═══ THE INPUT
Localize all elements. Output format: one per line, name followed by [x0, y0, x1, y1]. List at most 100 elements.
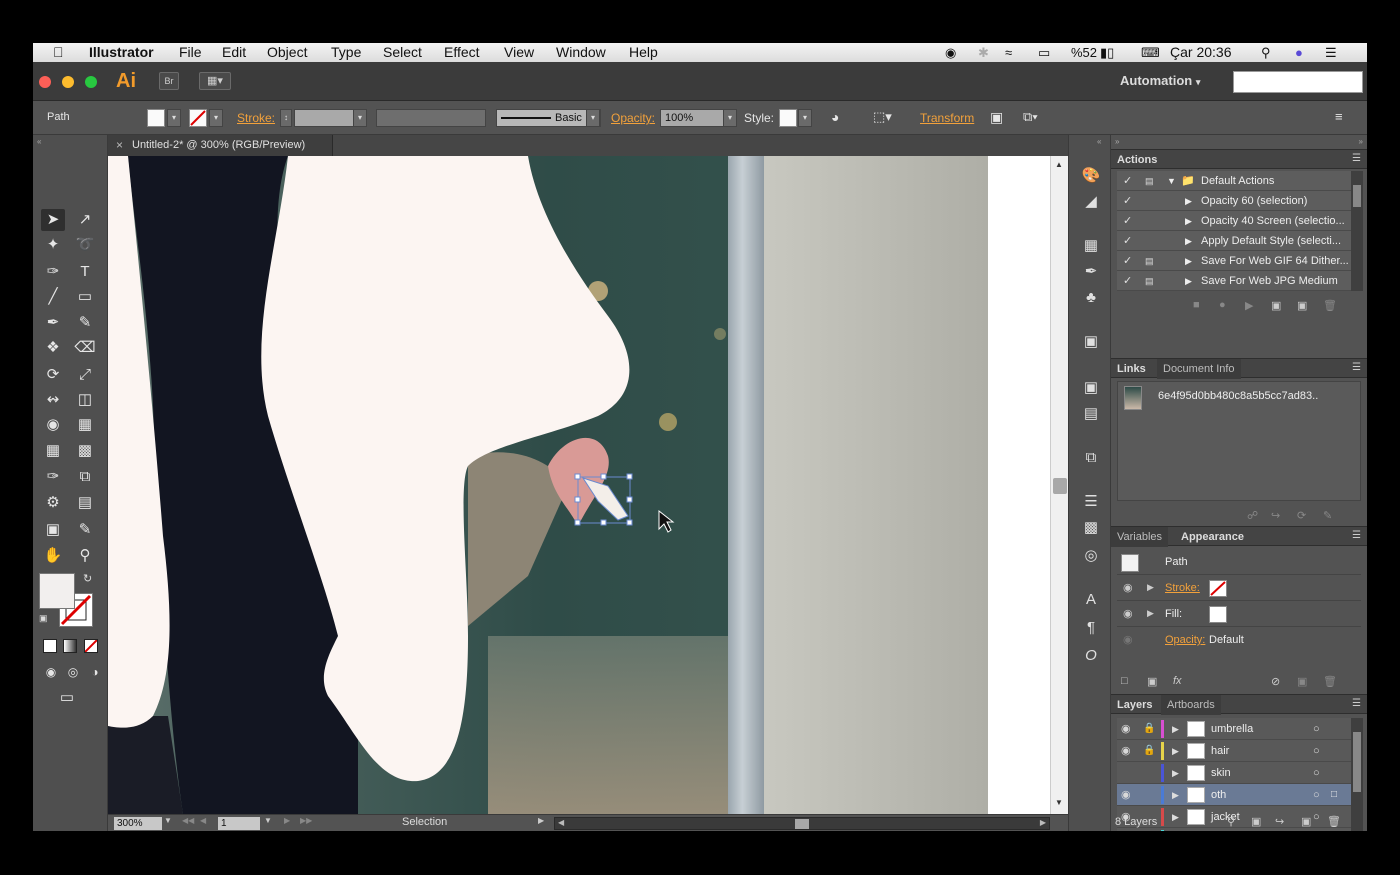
vertical-scrollbar[interactable]: ▲ ▼ [1050, 156, 1068, 814]
menu-view[interactable]: View [504, 43, 534, 62]
tab-links[interactable]: Links [1111, 359, 1152, 379]
transparency-panel-icon[interactable]: ◎ [1079, 545, 1103, 567]
zoom-window-button[interactable] [85, 76, 97, 88]
align-to-selection-icon[interactable]: ⬚▾ [873, 109, 892, 125]
lock-icon[interactable]: 🔒 [1143, 740, 1155, 762]
symbols-panel-icon[interactable]: ♣ [1079, 287, 1103, 309]
disclosure-open-icon[interactable]: ▼ [1167, 171, 1176, 190]
search-input[interactable] [1233, 71, 1363, 93]
tab-document-info[interactable]: Document Info [1157, 359, 1241, 379]
fill-color-swatch-front[interactable] [39, 573, 75, 609]
selection-indicator-icon[interactable]: □ [1331, 784, 1337, 806]
record-icon[interactable]: ◉ [945, 43, 956, 62]
shape-builder-tool-icon[interactable]: ◉ [41, 414, 65, 436]
hand-tool-icon[interactable]: ✋ [41, 545, 65, 567]
disclosure-closed-icon[interactable]: ▶ [1172, 718, 1179, 740]
stroke-swatch[interactable] [189, 109, 207, 127]
variable-width-profile[interactable] [376, 109, 486, 127]
stroke-attribute-swatch[interactable] [1209, 580, 1227, 597]
layer-row-oth[interactable]: ◉ ▶ oth ○ □ [1117, 784, 1351, 806]
visibility-eye-icon[interactable]: ◉ [1121, 740, 1131, 762]
horizontal-scrollbar[interactable]: ◀ ▶ [554, 817, 1050, 830]
workspace-switcher[interactable]: Automation ▾ [1120, 73, 1200, 88]
make-clipping-mask-icon[interactable]: ▣ [1251, 815, 1261, 828]
artboard-tool-icon[interactable]: ▣ [41, 519, 65, 541]
opacity-label[interactable]: Opacity: [611, 111, 655, 125]
locate-object-icon[interactable]: ⚲ [1227, 815, 1235, 828]
menu-help[interactable]: Help [629, 43, 658, 62]
action-row[interactable]: ✓ ▶ Opacity 60 (selection) [1117, 191, 1351, 211]
none-mode-icon[interactable] [84, 639, 98, 653]
stroke-attribute-row[interactable]: ◉ ▶ Stroke: [1117, 577, 1361, 601]
paintbrush-tool-icon[interactable]: ✒ [41, 312, 65, 334]
tab-artboards[interactable]: Artboards [1161, 695, 1221, 715]
disclosure-closed-icon[interactable]: ▶ [1147, 582, 1154, 593]
free-transform-tool-icon[interactable]: ◫ [73, 389, 97, 411]
clear-appearance-icon[interactable]: ⊘ [1271, 675, 1280, 688]
bounding-box-handle[interactable] [574, 519, 581, 526]
relink-cc-icon[interactable]: ☍ [1247, 509, 1258, 522]
check-icon[interactable]: ✓ [1123, 191, 1137, 210]
status-text[interactable]: Selection [402, 816, 447, 828]
arrange-documents-icon[interactable]: ▦▾ [199, 72, 231, 90]
stroke-label[interactable]: Stroke: [237, 111, 275, 125]
bounding-box-handle[interactable] [626, 519, 633, 526]
shaper-tool-icon[interactable]: ❖ [41, 337, 65, 359]
color-guide-panel-icon[interactable]: ◢ [1079, 191, 1103, 213]
delete-item-icon[interactable]: 🗑 [1323, 675, 1337, 688]
action-row[interactable]: ✓ ▶ Apply Default Style (selecti... [1117, 231, 1351, 251]
lock-icon[interactable]: 🔒 [1143, 718, 1155, 740]
collapse-panels-right-icon[interactable]: » [1359, 137, 1363, 146]
opacity-attribute-label[interactable]: Opacity: [1165, 634, 1205, 646]
fill-attribute-row[interactable]: ◉ ▶ Fill: [1117, 603, 1361, 627]
airplay-icon[interactable]: ▭ [1038, 43, 1050, 62]
artwork[interactable] [108, 156, 1050, 814]
menu-type[interactable]: Type [331, 43, 361, 62]
duplicate-item-icon[interactable]: ▣ [1297, 675, 1307, 688]
blend-tool-icon[interactable]: ⧉ [73, 466, 97, 488]
zoom-level-field[interactable]: 300% [114, 817, 162, 830]
notification-center-icon[interactable]: ☰ [1325, 43, 1337, 62]
stroke-weight-stepper[interactable]: ↕ [280, 109, 292, 127]
layer-target-icon[interactable]: ○ [1313, 784, 1320, 806]
paragraph-panel-icon[interactable]: ¶ [1079, 617, 1103, 639]
character-panel-icon[interactable]: A [1079, 589, 1103, 611]
collapse-panels-left-icon[interactable]: » [1115, 137, 1119, 146]
width-tool-icon[interactable]: ↭ [41, 389, 65, 411]
status-menu-icon[interactable]: ▶ [538, 816, 544, 825]
visibility-eye-icon[interactable]: ◉ [1121, 718, 1131, 740]
type-tool-icon[interactable]: T [73, 261, 97, 283]
brush-dropdown[interactable]: ▾ [586, 109, 600, 127]
bounding-box-handle[interactable] [574, 496, 581, 503]
minimize-window-button[interactable] [62, 76, 74, 88]
action-row[interactable]: ✓ ▶ Opacity 40 Screen (selectio... [1117, 211, 1351, 231]
scroll-right-arrow-icon[interactable]: ▶ [1040, 818, 1046, 827]
bounding-box-handle[interactable] [626, 496, 633, 503]
delete-layer-icon[interactable]: 🗑 [1327, 815, 1341, 828]
layer-name[interactable]: oth [1211, 784, 1226, 806]
close-tab-icon[interactable]: × [116, 135, 123, 156]
actions-scrollbar[interactable] [1351, 171, 1363, 291]
disclosure-closed-icon[interactable]: ▶ [1147, 608, 1154, 619]
perspective-grid-tool-icon[interactable]: ▦ [73, 414, 97, 436]
opacity-attribute-row[interactable]: ◉ Opacity: Default [1117, 629, 1361, 653]
tab-variables[interactable]: Variables [1111, 527, 1169, 547]
check-icon[interactable]: ✓ [1123, 171, 1137, 190]
edit-original-icon[interactable]: ✎ [1323, 509, 1332, 522]
first-artboard-icon[interactable]: ◀◀ [182, 816, 194, 825]
disclosure-closed-icon[interactable]: ▶ [1185, 211, 1192, 230]
style-dropdown[interactable]: ▾ [798, 109, 812, 127]
opentype-panel-icon[interactable]: O [1079, 645, 1103, 667]
disclosure-closed-icon[interactable]: ▶ [1172, 740, 1179, 762]
line-segment-tool-icon[interactable]: ╱ [41, 286, 65, 308]
layer-target-icon[interactable]: ○ [1313, 740, 1320, 762]
links-panel-menu-icon[interactable]: ☰ [1352, 362, 1361, 373]
draw-normal-icon[interactable]: ◉ [39, 661, 63, 683]
stroke-weight-input[interactable] [294, 109, 354, 127]
tab-appearance[interactable]: Appearance [1175, 527, 1250, 547]
eyedropper-tool-icon[interactable]: ✑ [41, 466, 65, 488]
select-similar-icon[interactable]: ⧉▾ [1023, 109, 1038, 125]
action-row[interactable]: ✓ ▤ ▶ Save For Web GIF 64 Dither... [1117, 251, 1351, 271]
record-icon[interactable]: ● [1219, 299, 1226, 311]
check-icon[interactable]: ✓ [1123, 231, 1137, 250]
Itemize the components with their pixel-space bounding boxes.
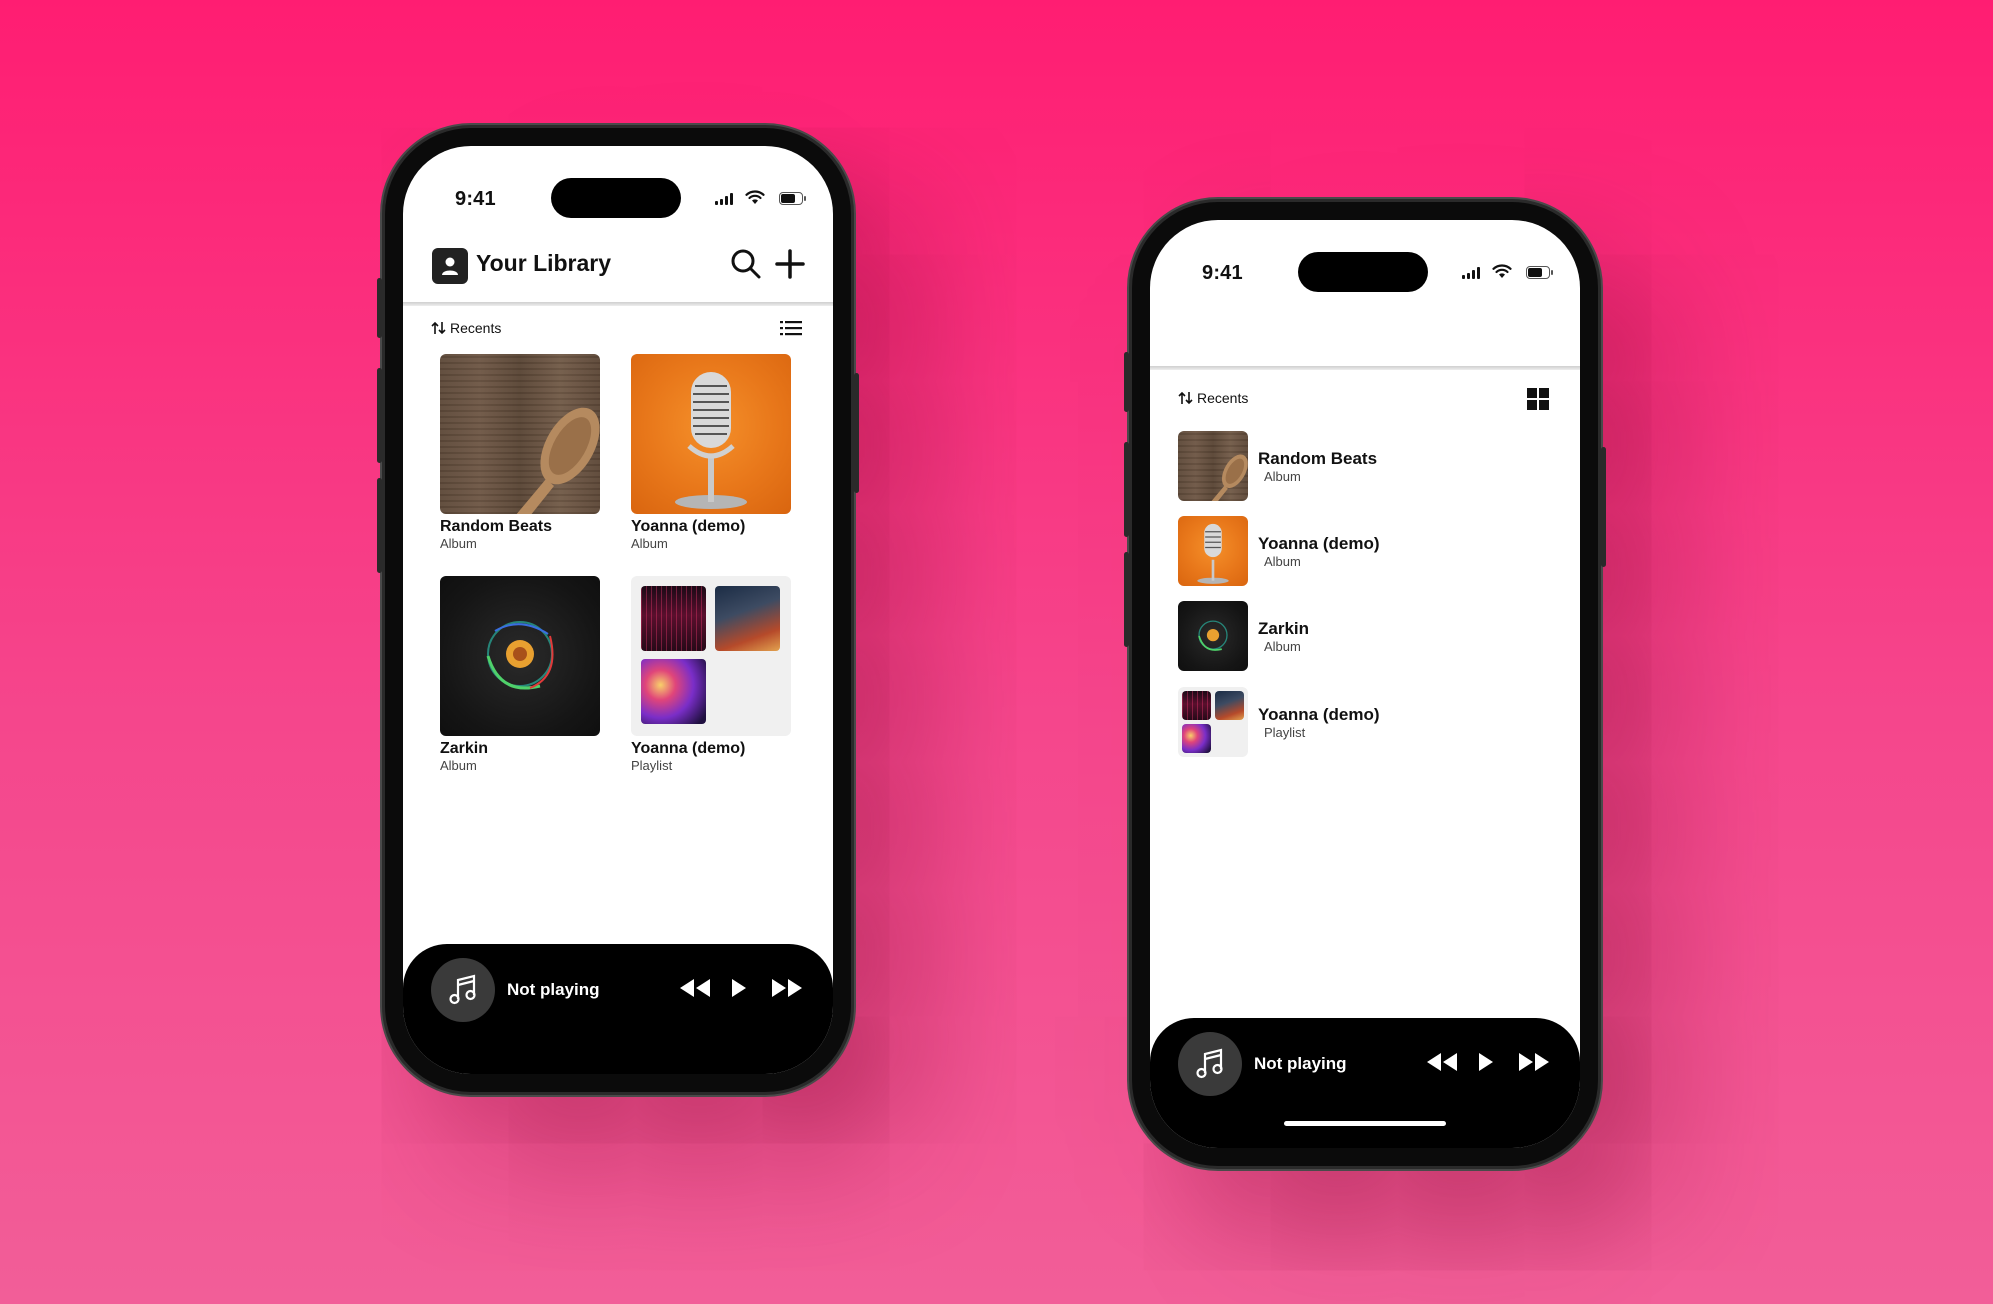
list-item-subtitle: Playlist — [1264, 725, 1306, 740]
profile-icon — [442, 257, 458, 275]
signal-icon — [715, 193, 733, 205]
album-art-dark-swirl — [1178, 601, 1248, 671]
list-item-subtitle: Album — [1264, 554, 1301, 569]
grid-view-icon[interactable] — [1526, 387, 1550, 411]
library-card[interactable]: Random Beats Album — [440, 354, 600, 551]
list-item-title: Yoanna (demo) — [1258, 705, 1380, 724]
card-title: Yoanna (demo) — [631, 740, 746, 757]
collage-tile — [1182, 691, 1211, 720]
list-item-title: Zarkin — [1258, 619, 1310, 638]
collage-tile — [1182, 724, 1211, 753]
header-divider — [403, 302, 833, 306]
card-subtitle: Playlist — [631, 758, 673, 773]
status-bar: 9:41 — [403, 146, 833, 226]
volume-down-button — [1124, 552, 1129, 647]
album-art-dark-swirl — [440, 576, 600, 736]
album-art-wooden-spoon — [440, 354, 600, 514]
search-icon[interactable] — [729, 247, 763, 281]
battery-icon — [779, 192, 806, 205]
volume-up-button — [377, 368, 382, 463]
home-indicator[interactable] — [1284, 1121, 1446, 1126]
screen: 9:41 Your Library Recents Random Beats A… — [403, 146, 833, 1074]
wifi-icon — [745, 190, 765, 204]
sort-arrows-icon — [431, 321, 446, 335]
now-playing-art — [1178, 1032, 1242, 1096]
sort-label: Recents — [1197, 390, 1249, 406]
wifi-icon — [1492, 264, 1512, 278]
plus-icon[interactable] — [773, 247, 807, 281]
status-time: 9:41 — [455, 188, 496, 210]
list-view-icon[interactable] — [779, 317, 803, 341]
play-icon[interactable] — [729, 976, 749, 1000]
player-status: Not playing — [1254, 1054, 1347, 1073]
library-card[interactable]: Yoanna (demo) Album — [631, 354, 791, 551]
collage-tile — [1215, 691, 1244, 720]
album-art-wooden-spoon — [1178, 431, 1248, 501]
dynamic-island — [551, 178, 681, 218]
album-art-microphone — [631, 354, 791, 514]
card-title: Yoanna (demo) — [631, 518, 746, 535]
phone-list-view: 9:41 Recents Random Beats Album Yoanna (… — [1124, 202, 1606, 1166]
library-card[interactable]: Zarkin Album — [440, 576, 600, 773]
page-title: Your Library — [476, 250, 612, 276]
list-item[interactable]: Zarkin Album — [1178, 601, 1558, 671]
sort-label: Recents — [450, 320, 502, 336]
music-note-icon — [1196, 1048, 1223, 1079]
side-button — [854, 373, 859, 493]
library-card[interactable]: Yoanna (demo) Playlist — [631, 576, 791, 773]
battery-icon — [1526, 266, 1553, 279]
play-icon[interactable] — [1476, 1050, 1496, 1074]
sort-bar: Recents — [1150, 384, 1580, 414]
volume-up-button — [1124, 442, 1129, 537]
collage-tile — [641, 586, 706, 651]
card-title: Random Beats — [440, 518, 553, 535]
list-item-subtitle: Album — [1264, 469, 1301, 484]
sort-button[interactable]: Recents — [1178, 390, 1248, 406]
profile-button[interactable] — [432, 248, 468, 284]
fast-forward-icon[interactable] — [1516, 1050, 1552, 1074]
signal-icon — [1462, 267, 1480, 279]
list-item[interactable]: Random Beats Album — [1178, 431, 1558, 501]
rewind-icon[interactable] — [1424, 1050, 1460, 1074]
screen: 9:41 Recents Random Beats Album Yoanna (… — [1150, 220, 1580, 1148]
list-item[interactable]: Yoanna (demo) Album — [1178, 516, 1558, 586]
playlist-collage — [1178, 687, 1248, 757]
card-subtitle: Album — [440, 536, 477, 551]
status-time: 9:41 — [1202, 262, 1243, 284]
album-art-microphone — [1178, 516, 1248, 586]
mini-player[interactable]: Not playing — [1150, 1018, 1580, 1148]
volume-down-button — [377, 478, 382, 573]
card-title: Zarkin — [440, 740, 489, 757]
player-status: Not playing — [507, 980, 600, 999]
rewind-icon[interactable] — [677, 976, 713, 1000]
status-bar: 9:41 — [1150, 220, 1580, 300]
phone-grid-view: 9:41 Your Library Recents Random Beats A… — [377, 128, 859, 1092]
library-header: Your Library — [403, 234, 833, 302]
list-item-title: Yoanna (demo) — [1258, 534, 1380, 553]
list-item[interactable]: Yoanna (demo) Playlist — [1178, 687, 1558, 757]
list-item-title: Random Beats — [1258, 449, 1378, 468]
collage-tile — [715, 586, 780, 651]
fast-forward-icon[interactable] — [769, 976, 805, 1000]
card-subtitle: Album — [631, 536, 668, 551]
playlist-collage — [631, 576, 791, 736]
dynamic-island — [1298, 252, 1428, 292]
now-playing-art — [431, 958, 495, 1022]
collage-tile — [641, 659, 706, 724]
sort-arrows-icon — [1178, 391, 1193, 405]
card-subtitle: Album — [440, 758, 477, 773]
music-note-icon — [449, 974, 476, 1005]
sort-bar: Recents — [403, 314, 833, 344]
header-divider — [1150, 366, 1580, 370]
sort-button[interactable]: Recents — [431, 320, 501, 336]
side-button — [1601, 447, 1606, 567]
list-item-subtitle: Album — [1264, 639, 1301, 654]
mini-player[interactable]: Not playing — [403, 944, 833, 1074]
══════
→ WORK TO DO
Quote the stretch of records from the line that contains "vertical-scrollbar[interactable]: ▲ ▼" through the line that contains "disclosure-closed-icon[interactable]: ▶ [1147, 582, 1154, 593]", both included.

→ RESPONSE TO THE EXERCISE
vertical-scrollbar[interactable]: ▲ ▼ [1050, 156, 1068, 814]
menu-view[interactable]: View [504, 43, 534, 62]
tab-links[interactable]: Links [1111, 359, 1152, 379]
transparency-panel-icon[interactable]: ◎ [1079, 545, 1103, 567]
zoom-window-button[interactable] [85, 76, 97, 88]
align-to-selection-icon[interactable]: ⬚▾ [873, 109, 892, 125]
lock-icon[interactable]: 🔒 [1143, 740, 1155, 762]
symbols-panel-icon[interactable]: ♣ [1079, 287, 1103, 309]
disclosure-open-icon[interactable]: ▼ [1167, 171, 1176, 190]
search-input[interactable] [1233, 71, 1363, 93]
tab-document-info[interactable]: Document Info [1157, 359, 1241, 379]
fill-color-swatch-front[interactable] [39, 573, 75, 609]
selection-indicator-icon[interactable]: □ [1331, 784, 1337, 806]
record-icon[interactable]: ◉ [945, 43, 956, 62]
shape-builder-tool-icon[interactable]: ◉ [41, 414, 65, 436]
hand-tool-icon[interactable]: ✋ [41, 545, 65, 567]
disclosure-closed-icon[interactable]: ▶ [1172, 718, 1179, 740]
stroke-swatch[interactable] [189, 109, 207, 127]
variable-width-profile[interactable] [376, 109, 486, 127]
stroke-attribute-swatch[interactable] [1209, 580, 1227, 597]
layer-row-oth[interactable]: ◉ ▶ oth ○ □ [1117, 784, 1351, 806]
visibility-eye-icon[interactable]: ◉ [1121, 740, 1131, 762]
horizontal-scrollbar[interactable]: ◀ ▶ [554, 817, 1050, 830]
workspace-switcher[interactable]: Automation ▾ [1120, 73, 1200, 88]
make-clipping-mask-icon[interactable]: ▣ [1251, 815, 1261, 828]
artboard-tool-icon[interactable]: ▣ [41, 519, 65, 541]
opacity-label[interactable]: Opacity: [611, 111, 655, 125]
locate-object-icon[interactable]: ⚲ [1227, 815, 1235, 828]
menu-help[interactable]: Help [629, 43, 658, 62]
action-row[interactable]: ✓ ▶ Opacity 60 (selection) [1117, 191, 1351, 211]
none-mode-icon[interactable] [84, 639, 98, 653]
stroke-attribute-row[interactable]: ◉ ▶ Stroke: [1117, 577, 1361, 601]
paintbrush-tool-icon[interactable]: ✒ [41, 312, 65, 334]
tab-artboards[interactable]: Artboards [1161, 695, 1221, 715]
disclosure-closed-icon[interactable]: ▶ [1147, 582, 1154, 593]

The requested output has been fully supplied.